Go through the entries and count the lines with the string "status" in them. Give only that number.

[A block of data]
<<<<

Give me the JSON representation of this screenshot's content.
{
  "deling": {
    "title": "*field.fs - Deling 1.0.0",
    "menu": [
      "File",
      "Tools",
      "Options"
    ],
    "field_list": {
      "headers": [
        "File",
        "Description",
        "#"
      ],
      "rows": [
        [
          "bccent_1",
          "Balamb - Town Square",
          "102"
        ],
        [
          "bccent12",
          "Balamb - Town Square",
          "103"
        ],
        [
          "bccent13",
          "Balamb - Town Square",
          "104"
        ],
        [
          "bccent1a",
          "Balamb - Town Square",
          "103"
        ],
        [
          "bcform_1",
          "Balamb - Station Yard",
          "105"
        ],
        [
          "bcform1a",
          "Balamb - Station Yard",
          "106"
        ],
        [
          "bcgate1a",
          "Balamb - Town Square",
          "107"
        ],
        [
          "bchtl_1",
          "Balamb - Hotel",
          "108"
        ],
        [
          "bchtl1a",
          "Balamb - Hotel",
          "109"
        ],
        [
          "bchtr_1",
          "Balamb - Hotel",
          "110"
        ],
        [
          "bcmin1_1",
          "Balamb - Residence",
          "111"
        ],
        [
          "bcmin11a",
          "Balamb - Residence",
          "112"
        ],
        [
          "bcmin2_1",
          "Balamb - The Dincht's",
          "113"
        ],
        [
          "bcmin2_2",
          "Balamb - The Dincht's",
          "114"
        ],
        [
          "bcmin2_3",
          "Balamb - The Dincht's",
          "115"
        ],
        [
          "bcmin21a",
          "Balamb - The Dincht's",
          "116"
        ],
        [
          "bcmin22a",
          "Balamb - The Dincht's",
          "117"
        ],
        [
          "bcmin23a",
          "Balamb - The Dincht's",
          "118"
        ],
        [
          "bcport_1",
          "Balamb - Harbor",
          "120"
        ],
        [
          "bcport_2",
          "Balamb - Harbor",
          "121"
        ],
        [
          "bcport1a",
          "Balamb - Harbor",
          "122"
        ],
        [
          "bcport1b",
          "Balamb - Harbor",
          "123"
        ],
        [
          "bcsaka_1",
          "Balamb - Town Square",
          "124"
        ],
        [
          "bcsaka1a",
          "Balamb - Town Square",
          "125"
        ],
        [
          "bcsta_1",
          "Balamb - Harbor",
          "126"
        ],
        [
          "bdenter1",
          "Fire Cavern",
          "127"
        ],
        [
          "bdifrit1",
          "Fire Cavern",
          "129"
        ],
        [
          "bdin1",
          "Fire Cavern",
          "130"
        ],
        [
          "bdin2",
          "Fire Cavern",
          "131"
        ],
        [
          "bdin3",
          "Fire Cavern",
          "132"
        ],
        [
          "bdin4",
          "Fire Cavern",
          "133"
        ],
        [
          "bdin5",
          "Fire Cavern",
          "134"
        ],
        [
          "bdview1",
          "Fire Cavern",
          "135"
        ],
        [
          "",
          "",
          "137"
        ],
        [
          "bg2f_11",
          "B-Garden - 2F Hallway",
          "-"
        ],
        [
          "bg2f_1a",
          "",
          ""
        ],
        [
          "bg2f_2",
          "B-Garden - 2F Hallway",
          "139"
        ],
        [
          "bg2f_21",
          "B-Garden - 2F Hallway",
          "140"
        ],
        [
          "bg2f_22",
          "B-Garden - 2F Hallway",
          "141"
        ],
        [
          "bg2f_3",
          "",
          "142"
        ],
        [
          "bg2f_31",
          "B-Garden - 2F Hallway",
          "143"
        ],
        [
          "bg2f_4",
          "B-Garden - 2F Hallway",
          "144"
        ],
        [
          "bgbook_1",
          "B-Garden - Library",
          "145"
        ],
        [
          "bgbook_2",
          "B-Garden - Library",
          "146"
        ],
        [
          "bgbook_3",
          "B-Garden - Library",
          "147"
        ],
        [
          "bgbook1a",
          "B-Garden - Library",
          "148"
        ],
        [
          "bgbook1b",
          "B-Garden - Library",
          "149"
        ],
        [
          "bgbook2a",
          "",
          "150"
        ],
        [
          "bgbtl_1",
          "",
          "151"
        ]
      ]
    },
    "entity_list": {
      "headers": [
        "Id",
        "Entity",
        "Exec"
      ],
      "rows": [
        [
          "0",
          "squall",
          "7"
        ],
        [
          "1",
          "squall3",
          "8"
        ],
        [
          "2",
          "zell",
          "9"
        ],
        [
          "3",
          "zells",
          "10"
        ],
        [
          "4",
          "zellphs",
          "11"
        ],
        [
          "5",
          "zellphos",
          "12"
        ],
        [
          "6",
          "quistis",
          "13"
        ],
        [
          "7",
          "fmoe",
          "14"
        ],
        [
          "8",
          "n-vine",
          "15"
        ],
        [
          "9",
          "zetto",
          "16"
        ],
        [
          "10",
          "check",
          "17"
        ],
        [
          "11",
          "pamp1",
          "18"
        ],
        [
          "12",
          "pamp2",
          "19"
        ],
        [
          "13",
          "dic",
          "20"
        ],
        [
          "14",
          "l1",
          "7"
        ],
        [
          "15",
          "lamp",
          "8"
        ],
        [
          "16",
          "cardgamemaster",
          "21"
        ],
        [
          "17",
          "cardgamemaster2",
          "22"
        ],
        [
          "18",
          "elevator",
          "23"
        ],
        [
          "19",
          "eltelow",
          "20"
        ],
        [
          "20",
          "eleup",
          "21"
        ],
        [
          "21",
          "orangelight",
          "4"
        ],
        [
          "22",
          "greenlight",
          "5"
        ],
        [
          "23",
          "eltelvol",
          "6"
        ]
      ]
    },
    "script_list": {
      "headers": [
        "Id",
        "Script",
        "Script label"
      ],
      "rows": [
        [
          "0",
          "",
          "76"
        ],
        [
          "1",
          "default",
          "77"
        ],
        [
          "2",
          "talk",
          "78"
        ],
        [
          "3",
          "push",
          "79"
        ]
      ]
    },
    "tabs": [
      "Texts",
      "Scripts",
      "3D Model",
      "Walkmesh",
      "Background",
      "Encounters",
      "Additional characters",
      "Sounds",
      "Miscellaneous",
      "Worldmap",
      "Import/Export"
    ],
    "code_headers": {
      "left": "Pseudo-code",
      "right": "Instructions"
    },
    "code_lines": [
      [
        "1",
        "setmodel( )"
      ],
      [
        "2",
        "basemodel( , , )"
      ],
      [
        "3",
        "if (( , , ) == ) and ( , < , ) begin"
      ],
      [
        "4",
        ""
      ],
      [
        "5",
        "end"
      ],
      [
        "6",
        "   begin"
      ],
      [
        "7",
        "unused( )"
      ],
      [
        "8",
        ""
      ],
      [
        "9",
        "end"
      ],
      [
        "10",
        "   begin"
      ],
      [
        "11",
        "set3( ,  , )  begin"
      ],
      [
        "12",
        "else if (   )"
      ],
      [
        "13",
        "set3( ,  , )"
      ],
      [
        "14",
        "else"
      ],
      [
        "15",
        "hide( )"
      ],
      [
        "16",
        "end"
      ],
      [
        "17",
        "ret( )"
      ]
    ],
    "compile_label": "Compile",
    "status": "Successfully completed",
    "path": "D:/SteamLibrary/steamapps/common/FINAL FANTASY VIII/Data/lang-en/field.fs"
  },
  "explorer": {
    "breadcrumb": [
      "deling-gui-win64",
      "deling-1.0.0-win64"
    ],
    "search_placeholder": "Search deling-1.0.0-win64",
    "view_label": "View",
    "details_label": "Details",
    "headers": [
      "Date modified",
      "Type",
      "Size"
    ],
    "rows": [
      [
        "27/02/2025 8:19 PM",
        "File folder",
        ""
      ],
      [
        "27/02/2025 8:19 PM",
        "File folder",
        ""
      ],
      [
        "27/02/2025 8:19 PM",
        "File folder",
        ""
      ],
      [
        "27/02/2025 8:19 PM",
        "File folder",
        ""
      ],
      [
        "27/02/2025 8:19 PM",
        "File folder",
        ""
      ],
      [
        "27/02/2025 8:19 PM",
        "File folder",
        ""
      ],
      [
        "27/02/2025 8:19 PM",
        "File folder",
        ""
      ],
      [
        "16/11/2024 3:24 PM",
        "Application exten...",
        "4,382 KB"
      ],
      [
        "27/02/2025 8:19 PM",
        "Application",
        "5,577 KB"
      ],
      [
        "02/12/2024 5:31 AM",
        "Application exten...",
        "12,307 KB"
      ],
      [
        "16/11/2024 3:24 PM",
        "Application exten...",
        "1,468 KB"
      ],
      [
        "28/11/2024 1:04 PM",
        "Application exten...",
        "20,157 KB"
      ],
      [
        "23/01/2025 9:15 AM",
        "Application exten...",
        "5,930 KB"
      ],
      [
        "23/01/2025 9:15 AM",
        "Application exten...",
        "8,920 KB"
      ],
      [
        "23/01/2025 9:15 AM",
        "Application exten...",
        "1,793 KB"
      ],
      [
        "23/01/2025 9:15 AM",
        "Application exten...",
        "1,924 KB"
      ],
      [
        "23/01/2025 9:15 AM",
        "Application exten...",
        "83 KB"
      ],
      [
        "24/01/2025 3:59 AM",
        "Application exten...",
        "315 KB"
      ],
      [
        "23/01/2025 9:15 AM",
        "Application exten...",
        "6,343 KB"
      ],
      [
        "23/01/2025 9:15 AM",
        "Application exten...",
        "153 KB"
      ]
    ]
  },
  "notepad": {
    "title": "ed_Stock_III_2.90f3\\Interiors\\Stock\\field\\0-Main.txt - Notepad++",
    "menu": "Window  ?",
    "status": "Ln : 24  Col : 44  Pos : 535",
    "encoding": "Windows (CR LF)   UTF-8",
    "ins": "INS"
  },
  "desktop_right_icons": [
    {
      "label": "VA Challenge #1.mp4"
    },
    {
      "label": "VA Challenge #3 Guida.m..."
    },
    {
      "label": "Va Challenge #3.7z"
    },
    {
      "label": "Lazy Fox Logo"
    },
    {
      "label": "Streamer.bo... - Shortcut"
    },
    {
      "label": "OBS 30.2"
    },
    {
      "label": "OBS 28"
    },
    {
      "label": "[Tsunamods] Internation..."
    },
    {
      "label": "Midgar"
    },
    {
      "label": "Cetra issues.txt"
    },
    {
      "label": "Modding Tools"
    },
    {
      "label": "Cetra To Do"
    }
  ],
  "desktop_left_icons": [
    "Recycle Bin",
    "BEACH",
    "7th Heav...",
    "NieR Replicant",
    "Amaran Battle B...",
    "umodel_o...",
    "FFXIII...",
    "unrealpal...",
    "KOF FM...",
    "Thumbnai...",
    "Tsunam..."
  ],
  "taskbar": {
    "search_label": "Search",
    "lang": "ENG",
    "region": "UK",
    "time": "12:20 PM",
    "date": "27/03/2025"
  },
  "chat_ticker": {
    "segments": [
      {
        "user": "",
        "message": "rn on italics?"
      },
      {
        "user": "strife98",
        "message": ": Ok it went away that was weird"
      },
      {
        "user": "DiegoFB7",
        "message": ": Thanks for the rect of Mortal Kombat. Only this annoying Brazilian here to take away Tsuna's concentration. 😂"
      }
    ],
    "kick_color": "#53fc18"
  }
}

>>>>

Solution to the problem: 2